Element position data

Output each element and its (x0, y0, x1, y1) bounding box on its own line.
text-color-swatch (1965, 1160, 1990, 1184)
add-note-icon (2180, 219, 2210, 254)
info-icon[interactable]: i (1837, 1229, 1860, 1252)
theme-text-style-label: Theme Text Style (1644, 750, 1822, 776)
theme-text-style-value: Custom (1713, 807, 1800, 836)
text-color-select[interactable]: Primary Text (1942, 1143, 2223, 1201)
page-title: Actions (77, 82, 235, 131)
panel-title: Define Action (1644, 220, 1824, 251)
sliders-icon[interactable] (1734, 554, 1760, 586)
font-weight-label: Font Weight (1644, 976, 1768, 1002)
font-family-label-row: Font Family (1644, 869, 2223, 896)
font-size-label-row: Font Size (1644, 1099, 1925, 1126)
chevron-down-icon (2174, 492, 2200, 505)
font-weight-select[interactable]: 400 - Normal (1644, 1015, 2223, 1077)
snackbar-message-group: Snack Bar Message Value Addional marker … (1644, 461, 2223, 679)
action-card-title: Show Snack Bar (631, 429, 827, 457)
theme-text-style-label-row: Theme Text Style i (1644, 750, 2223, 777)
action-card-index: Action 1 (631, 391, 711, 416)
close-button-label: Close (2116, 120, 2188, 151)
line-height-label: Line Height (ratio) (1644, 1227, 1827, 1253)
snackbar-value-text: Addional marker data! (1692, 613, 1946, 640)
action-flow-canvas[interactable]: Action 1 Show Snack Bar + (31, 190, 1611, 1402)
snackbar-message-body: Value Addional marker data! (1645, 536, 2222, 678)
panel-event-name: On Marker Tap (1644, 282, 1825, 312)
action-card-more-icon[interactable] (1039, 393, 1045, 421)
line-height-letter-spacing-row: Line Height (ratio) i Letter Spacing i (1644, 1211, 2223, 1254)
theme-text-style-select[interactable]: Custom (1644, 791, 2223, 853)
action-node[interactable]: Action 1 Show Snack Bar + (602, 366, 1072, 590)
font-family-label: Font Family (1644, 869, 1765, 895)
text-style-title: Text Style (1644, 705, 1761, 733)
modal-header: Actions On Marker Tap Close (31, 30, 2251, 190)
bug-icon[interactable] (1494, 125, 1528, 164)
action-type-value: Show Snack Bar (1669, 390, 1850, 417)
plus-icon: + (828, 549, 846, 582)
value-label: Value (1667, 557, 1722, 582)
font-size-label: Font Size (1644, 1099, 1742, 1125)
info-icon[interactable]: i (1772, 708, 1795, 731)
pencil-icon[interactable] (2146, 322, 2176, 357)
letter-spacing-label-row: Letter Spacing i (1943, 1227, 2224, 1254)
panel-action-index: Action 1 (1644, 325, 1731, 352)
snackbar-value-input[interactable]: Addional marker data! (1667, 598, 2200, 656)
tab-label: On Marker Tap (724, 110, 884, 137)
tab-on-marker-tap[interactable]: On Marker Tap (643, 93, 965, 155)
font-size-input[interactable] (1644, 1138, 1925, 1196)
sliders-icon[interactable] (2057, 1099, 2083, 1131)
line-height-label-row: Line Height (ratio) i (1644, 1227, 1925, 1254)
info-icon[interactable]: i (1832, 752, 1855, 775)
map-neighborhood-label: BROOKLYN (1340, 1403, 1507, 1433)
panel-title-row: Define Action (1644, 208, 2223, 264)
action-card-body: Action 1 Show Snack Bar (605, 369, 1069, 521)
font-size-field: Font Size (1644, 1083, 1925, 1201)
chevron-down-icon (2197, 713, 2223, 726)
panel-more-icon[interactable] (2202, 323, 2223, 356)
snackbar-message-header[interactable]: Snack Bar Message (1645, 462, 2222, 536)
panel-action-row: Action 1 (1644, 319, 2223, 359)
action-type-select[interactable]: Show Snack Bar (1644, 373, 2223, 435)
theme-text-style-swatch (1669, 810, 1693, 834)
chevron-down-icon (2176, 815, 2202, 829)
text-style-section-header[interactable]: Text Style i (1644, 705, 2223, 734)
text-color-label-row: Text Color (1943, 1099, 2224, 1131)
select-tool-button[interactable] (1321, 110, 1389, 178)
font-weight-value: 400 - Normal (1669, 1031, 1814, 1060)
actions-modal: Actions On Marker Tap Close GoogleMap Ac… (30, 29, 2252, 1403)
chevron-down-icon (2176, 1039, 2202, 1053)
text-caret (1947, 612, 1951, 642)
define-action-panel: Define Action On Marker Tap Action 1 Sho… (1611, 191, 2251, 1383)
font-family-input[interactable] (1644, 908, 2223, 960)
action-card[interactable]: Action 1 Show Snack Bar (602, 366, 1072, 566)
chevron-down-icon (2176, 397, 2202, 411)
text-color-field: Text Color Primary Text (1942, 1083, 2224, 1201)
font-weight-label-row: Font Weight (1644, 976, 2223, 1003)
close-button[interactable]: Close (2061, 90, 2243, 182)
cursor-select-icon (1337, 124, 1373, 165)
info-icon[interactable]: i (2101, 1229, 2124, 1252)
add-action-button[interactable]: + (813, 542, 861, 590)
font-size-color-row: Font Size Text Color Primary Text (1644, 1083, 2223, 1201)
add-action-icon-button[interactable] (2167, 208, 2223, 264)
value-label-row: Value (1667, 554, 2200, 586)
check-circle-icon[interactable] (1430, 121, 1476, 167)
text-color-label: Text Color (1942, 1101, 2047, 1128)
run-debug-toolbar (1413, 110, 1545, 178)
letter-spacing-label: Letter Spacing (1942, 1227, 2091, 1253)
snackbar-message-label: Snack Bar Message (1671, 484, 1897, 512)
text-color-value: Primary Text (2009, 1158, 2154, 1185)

_Problem_
Render the stretch of the items from the start through the line containing "theme-text-style-value: Custom (1713, 807, 1800, 836)" as a JSON list of strings, one string per line, omitting blank lines.

_Answer to this problem_
[
  "Output each element and its (x0, y0, x1, y1) bounding box on its own line.",
  "text-color-swatch (1965, 1160, 1990, 1184)",
  "add-note-icon (2180, 219, 2210, 254)",
  "info-icon[interactable]: i (1837, 1229, 1860, 1252)",
  "theme-text-style-label: Theme Text Style (1644, 750, 1822, 776)",
  "theme-text-style-value: Custom (1713, 807, 1800, 836)"
]